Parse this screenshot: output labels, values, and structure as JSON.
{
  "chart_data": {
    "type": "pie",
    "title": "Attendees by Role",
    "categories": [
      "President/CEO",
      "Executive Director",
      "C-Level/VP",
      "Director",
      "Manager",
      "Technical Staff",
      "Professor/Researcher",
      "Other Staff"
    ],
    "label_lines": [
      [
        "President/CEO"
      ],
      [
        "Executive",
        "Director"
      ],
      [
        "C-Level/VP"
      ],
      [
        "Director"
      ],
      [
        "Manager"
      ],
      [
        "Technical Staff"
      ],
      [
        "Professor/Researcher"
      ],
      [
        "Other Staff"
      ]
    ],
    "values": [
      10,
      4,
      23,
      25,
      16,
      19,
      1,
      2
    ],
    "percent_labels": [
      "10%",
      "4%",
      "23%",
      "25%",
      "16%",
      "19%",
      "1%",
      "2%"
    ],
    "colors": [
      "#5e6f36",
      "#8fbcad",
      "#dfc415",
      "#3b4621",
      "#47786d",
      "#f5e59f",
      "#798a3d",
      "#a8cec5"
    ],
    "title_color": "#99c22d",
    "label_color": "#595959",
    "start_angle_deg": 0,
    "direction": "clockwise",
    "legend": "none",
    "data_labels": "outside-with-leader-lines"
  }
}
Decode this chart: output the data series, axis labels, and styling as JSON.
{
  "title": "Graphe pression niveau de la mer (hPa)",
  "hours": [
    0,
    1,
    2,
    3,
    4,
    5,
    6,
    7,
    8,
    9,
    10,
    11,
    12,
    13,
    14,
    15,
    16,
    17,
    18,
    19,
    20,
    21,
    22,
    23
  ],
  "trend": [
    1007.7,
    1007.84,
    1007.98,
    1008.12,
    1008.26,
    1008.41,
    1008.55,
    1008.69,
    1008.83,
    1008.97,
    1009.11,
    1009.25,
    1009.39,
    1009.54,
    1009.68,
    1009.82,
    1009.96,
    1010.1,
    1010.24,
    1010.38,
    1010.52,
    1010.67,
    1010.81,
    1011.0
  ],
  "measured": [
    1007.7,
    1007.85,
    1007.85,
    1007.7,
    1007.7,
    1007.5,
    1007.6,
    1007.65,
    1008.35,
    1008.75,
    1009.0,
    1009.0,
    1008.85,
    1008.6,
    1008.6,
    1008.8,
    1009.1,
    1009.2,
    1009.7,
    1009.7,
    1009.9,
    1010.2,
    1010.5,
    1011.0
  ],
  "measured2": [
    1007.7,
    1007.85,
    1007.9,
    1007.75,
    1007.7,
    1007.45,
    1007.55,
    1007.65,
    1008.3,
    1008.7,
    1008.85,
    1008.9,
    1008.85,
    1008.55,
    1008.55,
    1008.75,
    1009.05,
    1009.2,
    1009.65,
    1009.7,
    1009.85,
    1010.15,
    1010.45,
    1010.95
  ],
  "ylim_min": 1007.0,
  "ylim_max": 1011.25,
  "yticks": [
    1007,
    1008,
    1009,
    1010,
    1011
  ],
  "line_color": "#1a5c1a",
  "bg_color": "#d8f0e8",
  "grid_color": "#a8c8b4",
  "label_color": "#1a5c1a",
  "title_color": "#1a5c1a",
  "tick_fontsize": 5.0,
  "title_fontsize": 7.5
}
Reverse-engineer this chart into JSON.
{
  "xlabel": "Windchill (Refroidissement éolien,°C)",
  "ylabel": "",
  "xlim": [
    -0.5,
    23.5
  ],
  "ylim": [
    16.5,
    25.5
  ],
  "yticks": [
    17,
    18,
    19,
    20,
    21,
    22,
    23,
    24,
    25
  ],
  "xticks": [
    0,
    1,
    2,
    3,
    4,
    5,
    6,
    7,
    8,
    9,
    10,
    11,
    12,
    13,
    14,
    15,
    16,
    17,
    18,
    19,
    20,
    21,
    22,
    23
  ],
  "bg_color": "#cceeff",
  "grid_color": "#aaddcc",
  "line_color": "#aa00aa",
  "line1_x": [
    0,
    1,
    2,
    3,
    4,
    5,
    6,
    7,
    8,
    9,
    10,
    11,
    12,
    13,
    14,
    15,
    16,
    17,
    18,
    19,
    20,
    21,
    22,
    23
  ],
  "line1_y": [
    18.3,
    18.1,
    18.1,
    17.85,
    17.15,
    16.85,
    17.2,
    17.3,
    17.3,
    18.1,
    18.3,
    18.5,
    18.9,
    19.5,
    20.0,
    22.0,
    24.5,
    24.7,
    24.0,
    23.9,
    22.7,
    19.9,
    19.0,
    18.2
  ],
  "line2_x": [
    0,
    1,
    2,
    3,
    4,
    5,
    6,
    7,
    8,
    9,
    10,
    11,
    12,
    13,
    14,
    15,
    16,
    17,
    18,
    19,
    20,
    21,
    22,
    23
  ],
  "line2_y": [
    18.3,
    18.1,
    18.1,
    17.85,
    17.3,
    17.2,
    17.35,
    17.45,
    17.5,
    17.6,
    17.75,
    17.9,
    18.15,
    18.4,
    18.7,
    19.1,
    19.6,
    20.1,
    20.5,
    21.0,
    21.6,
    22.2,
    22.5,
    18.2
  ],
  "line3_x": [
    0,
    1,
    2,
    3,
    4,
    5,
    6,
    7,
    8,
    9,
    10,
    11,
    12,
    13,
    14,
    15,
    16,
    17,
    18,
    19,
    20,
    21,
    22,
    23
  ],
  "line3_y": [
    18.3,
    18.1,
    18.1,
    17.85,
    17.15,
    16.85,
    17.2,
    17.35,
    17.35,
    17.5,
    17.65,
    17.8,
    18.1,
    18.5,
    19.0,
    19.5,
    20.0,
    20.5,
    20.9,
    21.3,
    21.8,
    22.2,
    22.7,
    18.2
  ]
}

_ _ _ _ _

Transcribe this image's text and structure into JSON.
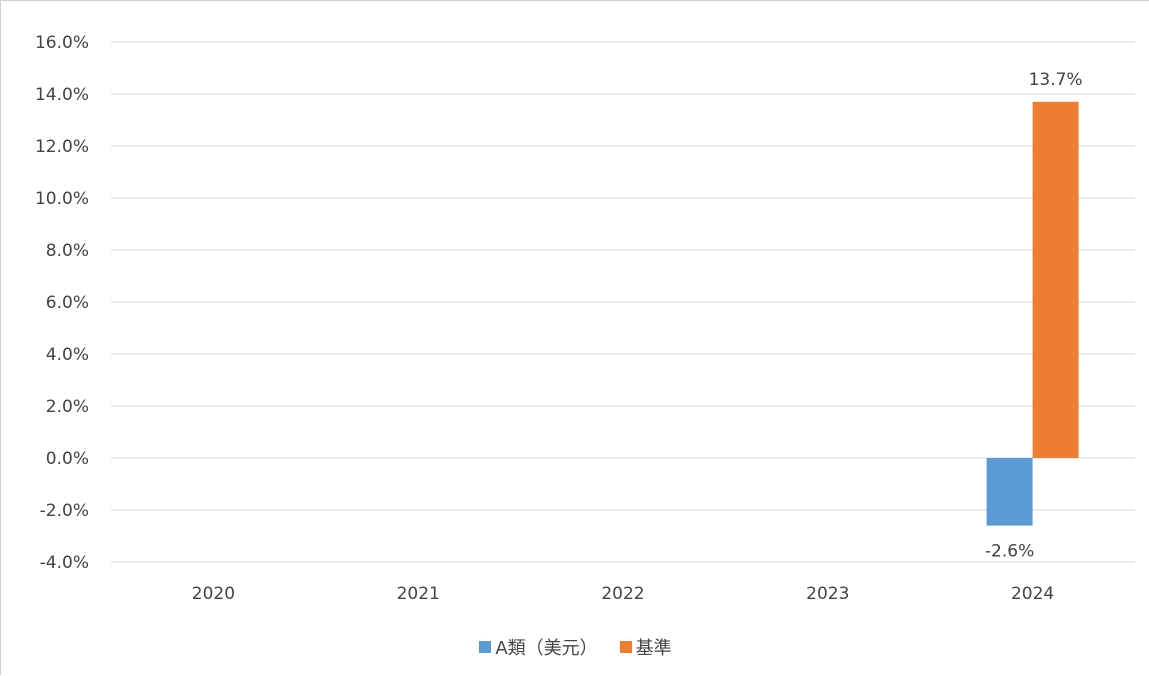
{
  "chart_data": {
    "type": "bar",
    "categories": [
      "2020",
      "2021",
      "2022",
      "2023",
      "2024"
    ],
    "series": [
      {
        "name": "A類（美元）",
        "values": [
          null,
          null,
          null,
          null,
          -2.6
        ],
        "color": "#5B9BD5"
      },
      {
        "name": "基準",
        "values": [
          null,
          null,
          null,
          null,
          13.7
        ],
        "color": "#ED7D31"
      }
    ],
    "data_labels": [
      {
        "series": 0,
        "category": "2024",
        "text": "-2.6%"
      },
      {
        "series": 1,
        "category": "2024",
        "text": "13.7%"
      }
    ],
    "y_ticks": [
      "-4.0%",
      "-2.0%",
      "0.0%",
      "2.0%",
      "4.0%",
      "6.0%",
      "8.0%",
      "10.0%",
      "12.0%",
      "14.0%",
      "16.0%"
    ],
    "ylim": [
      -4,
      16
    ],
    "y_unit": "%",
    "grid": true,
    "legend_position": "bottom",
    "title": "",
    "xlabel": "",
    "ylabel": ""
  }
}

_ _ _ _ _

Problem description = Find every line in the records above that holds the word "structure", and copy each one.

Output =
Parse this screenshot: output labels, values, and structure as JSON.
Transcribe this image's text and structure into JSON.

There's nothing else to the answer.